- [DATA EXTRACT]
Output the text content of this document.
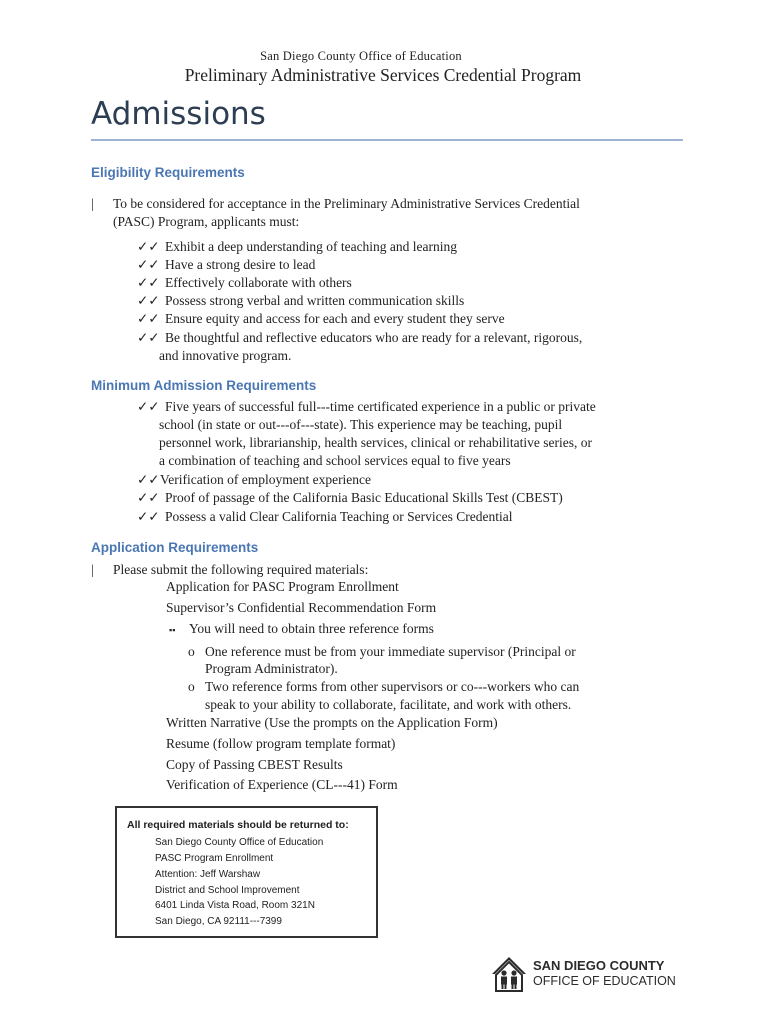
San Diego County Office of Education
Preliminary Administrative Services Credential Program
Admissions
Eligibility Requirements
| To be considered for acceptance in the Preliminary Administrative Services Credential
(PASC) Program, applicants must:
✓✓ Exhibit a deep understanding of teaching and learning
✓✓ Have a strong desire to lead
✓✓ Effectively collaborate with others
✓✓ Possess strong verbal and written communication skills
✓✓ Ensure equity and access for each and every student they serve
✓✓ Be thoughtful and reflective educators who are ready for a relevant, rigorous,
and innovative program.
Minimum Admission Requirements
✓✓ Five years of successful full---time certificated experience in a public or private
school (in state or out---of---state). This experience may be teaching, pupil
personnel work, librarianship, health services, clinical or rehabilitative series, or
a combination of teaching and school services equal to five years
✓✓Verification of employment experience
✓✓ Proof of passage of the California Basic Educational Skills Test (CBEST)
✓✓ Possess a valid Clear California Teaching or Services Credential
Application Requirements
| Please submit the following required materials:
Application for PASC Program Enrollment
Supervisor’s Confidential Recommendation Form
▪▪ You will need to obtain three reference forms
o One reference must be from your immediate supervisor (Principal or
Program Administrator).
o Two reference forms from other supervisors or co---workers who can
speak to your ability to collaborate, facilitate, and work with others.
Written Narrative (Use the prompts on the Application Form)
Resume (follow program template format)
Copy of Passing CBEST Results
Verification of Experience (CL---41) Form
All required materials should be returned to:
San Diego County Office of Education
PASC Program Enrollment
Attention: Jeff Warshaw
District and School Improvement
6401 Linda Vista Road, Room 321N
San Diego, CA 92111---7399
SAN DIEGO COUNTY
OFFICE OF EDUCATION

- [YOUR INSTRUCTIONS] Which lines hold the word "Credential"? Copy every one of them.

- [EXERCISE RESPONSE]
Preliminary Administrative Services Credential Program
| To be considered for acceptance in the Preliminary Administrative Services Credential
✓✓ Possess a valid Clear California Teaching or Services Credential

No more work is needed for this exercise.